**WHAT YOU HAVE TO DO:** Below are records; state how many of their lines hold the word "name", and give only the figure.

**RECORDS FOR PROCESSING:**

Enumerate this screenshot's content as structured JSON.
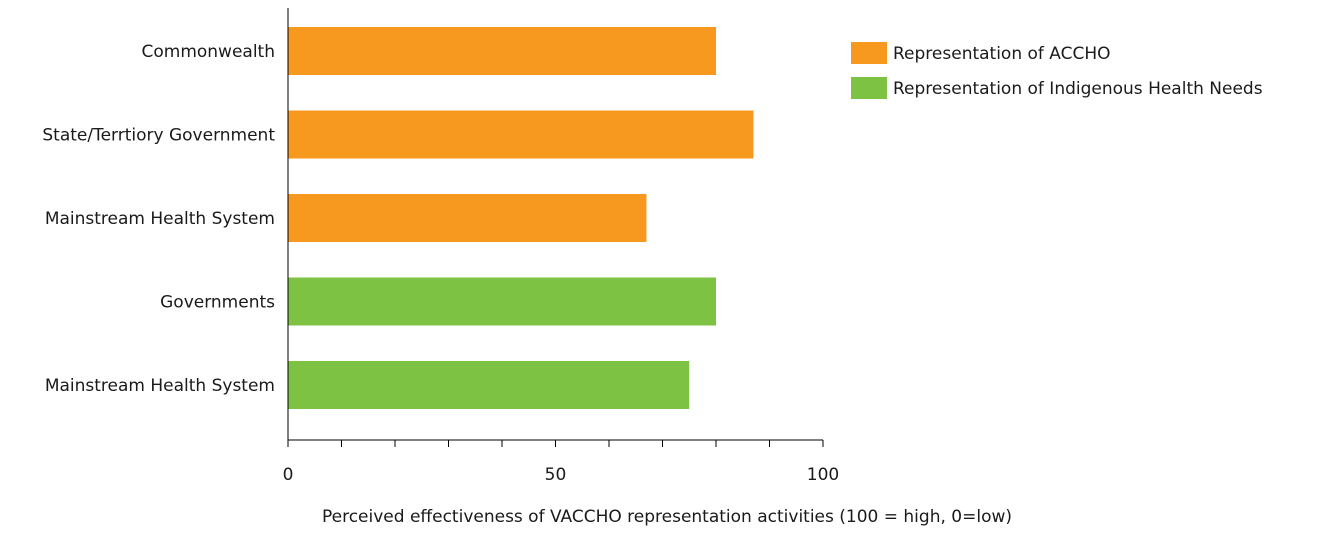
{
  "chart_data": {
    "type": "bar",
    "orientation": "horizontal",
    "categories": [
      "Commonwealth",
      "State/Terrtiory Government",
      "Mainstream Health System",
      "Governments",
      "Mainstream Health System"
    ],
    "values": [
      80,
      87,
      67,
      80,
      75
    ],
    "bar_series": [
      0,
      0,
      0,
      1,
      1
    ],
    "series": [
      {
        "name": "Representation of ACCHO",
        "color": "#f7991f"
      },
      {
        "name": "Representation of Indigenous Health Needs",
        "color": "#7dc242"
      }
    ],
    "xlabel": "Perceived effectiveness of VACCHO representation activities  (100 = high, 0=low)",
    "ylabel": "",
    "title": "",
    "xlim": [
      0,
      100
    ],
    "x_ticks": [
      0,
      50,
      100
    ],
    "x_minor_step": 10,
    "grid": false,
    "legend_position": "top-right"
  }
}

**TASK ANSWER:** 2